What you are asked to do
Put the lines starting at the line containing "Patent image size: (1353, 1008)." and ending at the line containing "The second end 34 is at (928, 730)." into a JSON list of strings, with one string per line and blank lines omitted.

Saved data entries
┄┄┄┄┄┄┄┄┄┄

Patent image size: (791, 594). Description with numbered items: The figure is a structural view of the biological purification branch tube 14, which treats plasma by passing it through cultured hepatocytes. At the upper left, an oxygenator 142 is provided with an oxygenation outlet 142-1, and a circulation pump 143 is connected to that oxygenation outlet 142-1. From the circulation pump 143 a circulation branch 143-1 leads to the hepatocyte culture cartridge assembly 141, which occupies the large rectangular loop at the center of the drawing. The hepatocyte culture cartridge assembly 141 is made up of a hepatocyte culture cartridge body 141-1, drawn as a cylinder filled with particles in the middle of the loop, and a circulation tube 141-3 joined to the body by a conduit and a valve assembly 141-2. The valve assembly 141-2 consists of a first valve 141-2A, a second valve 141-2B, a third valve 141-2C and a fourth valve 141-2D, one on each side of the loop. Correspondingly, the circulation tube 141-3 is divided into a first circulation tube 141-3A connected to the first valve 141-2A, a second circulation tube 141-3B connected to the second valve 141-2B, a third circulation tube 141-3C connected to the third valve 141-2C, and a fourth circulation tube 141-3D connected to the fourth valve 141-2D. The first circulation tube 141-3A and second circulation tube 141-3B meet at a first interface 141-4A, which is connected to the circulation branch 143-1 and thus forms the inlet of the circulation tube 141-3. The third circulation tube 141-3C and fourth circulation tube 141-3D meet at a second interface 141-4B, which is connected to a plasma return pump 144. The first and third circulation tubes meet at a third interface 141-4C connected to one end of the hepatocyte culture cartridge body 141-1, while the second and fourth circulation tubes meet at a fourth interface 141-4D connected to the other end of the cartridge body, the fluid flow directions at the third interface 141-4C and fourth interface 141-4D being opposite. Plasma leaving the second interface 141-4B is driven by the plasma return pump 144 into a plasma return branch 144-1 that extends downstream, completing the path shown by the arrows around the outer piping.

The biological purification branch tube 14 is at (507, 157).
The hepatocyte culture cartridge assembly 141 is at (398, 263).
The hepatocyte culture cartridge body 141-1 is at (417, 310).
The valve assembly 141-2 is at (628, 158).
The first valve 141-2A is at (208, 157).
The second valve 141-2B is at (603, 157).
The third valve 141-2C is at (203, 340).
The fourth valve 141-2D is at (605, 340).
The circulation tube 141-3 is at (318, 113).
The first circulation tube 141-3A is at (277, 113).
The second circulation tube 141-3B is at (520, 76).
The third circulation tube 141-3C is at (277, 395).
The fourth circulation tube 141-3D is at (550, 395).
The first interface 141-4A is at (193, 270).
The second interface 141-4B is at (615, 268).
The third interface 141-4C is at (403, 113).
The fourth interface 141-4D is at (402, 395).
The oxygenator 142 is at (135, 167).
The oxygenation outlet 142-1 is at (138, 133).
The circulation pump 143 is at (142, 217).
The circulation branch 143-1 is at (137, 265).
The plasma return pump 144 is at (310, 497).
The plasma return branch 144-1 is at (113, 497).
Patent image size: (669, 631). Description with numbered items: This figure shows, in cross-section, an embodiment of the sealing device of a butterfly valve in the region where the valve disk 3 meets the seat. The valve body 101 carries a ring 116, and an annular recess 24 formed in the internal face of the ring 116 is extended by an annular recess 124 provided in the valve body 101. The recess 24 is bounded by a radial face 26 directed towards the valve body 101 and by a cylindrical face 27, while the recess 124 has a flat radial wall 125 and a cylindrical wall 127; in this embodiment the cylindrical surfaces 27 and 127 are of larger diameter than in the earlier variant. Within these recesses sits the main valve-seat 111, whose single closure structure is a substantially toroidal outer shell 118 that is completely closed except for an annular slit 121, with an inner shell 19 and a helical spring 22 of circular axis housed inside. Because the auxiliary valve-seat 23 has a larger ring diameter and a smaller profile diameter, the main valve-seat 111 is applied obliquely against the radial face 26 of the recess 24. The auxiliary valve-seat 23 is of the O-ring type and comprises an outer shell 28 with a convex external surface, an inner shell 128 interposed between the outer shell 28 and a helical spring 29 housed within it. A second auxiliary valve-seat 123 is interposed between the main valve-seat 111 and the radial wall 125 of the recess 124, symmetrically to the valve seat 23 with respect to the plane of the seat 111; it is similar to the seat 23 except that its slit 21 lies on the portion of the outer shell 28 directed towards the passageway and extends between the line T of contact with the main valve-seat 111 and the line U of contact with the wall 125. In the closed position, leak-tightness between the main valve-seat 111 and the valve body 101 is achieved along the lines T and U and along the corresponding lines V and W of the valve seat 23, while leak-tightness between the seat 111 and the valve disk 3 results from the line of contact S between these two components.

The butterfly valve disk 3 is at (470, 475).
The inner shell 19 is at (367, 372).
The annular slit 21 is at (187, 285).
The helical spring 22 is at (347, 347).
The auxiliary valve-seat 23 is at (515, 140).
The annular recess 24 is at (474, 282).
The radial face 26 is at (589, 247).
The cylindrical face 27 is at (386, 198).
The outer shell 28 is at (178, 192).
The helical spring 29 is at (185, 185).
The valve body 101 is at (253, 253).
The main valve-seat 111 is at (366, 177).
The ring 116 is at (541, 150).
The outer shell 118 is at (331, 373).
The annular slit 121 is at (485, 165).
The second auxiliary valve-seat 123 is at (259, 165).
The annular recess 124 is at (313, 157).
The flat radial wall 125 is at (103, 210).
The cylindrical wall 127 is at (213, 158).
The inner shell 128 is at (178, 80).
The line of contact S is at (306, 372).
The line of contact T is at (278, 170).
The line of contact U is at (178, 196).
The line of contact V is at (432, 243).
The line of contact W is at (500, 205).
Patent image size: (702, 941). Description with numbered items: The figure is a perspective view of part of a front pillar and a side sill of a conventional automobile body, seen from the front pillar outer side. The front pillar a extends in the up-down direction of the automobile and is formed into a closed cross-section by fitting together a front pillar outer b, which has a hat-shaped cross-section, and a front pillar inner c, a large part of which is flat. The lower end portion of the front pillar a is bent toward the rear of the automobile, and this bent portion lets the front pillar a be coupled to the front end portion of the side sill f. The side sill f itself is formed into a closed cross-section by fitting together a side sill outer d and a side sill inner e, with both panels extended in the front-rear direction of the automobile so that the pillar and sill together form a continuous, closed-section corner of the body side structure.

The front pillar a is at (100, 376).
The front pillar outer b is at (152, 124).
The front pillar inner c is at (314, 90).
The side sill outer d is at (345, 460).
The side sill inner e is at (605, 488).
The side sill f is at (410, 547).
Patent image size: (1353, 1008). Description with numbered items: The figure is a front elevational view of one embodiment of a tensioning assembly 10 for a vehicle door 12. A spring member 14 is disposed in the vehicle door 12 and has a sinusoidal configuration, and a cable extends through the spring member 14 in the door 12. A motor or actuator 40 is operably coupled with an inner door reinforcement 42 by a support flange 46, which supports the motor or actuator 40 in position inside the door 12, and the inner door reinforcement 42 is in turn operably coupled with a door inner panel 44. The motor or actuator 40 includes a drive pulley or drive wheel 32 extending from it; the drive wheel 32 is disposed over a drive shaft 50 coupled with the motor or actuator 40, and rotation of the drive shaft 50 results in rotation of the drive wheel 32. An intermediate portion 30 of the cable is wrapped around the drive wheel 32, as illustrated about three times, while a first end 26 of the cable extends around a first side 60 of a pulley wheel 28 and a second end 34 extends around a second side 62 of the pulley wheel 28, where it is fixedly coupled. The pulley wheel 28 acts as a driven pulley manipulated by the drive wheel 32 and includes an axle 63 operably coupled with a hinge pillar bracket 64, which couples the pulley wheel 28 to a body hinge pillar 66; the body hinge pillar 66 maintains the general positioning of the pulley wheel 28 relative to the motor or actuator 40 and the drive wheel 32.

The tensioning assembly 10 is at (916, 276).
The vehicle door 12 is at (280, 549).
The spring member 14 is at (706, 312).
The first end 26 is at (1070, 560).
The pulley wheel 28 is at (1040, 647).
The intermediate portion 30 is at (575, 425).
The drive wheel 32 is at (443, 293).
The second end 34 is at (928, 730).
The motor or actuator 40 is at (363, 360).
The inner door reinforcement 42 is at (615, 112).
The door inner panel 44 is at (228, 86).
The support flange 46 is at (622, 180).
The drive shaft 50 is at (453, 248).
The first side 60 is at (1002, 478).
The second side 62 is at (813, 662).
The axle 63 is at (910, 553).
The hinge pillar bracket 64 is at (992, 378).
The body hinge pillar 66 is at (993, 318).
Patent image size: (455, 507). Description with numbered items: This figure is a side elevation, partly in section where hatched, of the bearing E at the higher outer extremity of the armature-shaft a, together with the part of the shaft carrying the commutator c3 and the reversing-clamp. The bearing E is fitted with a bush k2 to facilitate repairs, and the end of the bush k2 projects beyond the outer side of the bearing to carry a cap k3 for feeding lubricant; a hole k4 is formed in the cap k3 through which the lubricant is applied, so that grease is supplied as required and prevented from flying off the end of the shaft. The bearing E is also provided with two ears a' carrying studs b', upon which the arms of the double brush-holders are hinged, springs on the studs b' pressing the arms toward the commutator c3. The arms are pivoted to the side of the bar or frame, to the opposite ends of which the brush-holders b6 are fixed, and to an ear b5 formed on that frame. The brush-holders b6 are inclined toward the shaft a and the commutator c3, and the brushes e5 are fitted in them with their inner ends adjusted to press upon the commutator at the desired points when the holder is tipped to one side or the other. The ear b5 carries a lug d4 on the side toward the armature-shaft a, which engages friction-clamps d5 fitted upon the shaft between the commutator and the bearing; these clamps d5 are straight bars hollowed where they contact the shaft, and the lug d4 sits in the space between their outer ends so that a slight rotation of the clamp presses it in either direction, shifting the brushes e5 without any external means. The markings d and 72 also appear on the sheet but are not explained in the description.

┄┄┄┄┄┄┄┄┄┄

Task solution
[
  "Patent image size: (1353, 1008). Description with numbered items: The figure is a front elevational view of one embodiment of a tensioning assembly 10 for a vehicle door 12. A spring member 14 is disposed in the vehicle door 12 and has a sinusoidal configuration, and a cable extends through the spring member 14 in the door 12. A motor or actuator 40 is operably coupled with an inner door reinforcement 42 by a support flange 46, which supports the motor or actuator 40 in position inside the door 12, and the inner door reinforcement 42 is in turn operably coupled with a door inner panel 44. The motor or actuator 40 includes a drive pulley or drive wheel 32 extending from it; the drive wheel 32 is disposed over a drive shaft 50 coupled with the motor or actuator 40, and rotation of the drive shaft 50 results in rotation of the drive wheel 32. An intermediate portion 30 of the cable is wrapped around the drive wheel 32, as illustrated about three times, while a first end 26 of the cable extends around a first side 60 of a pulley wheel 28 and a second end 34 extends around a second side 62 of the pulley wheel 28, where it is fixedly coupled. The pulley wheel 28 acts as a driven pulley manipulated by the drive wheel 32 and includes an axle 63 operably coupled with a hinge pillar bracket 64, which couples the pulley wheel 28 to a body hinge pillar 66; the body hinge pillar 66 maintains the general positioning of the pulley wheel 28 relative to the motor or actuator 40 and the drive wheel 32.",
  "The tensioning assembly 10 is at (916, 276).",
  "The vehicle door 12 is at (280, 549).",
  "The spring member 14 is at (706, 312).",
  "The first end 26 is at (1070, 560).",
  "The pulley wheel 28 is at (1040, 647).",
  "The intermediate portion 30 is at (575, 425).",
  "The drive wheel 32 is at (443, 293).",
  "The second end 34 is at (928, 730)."
]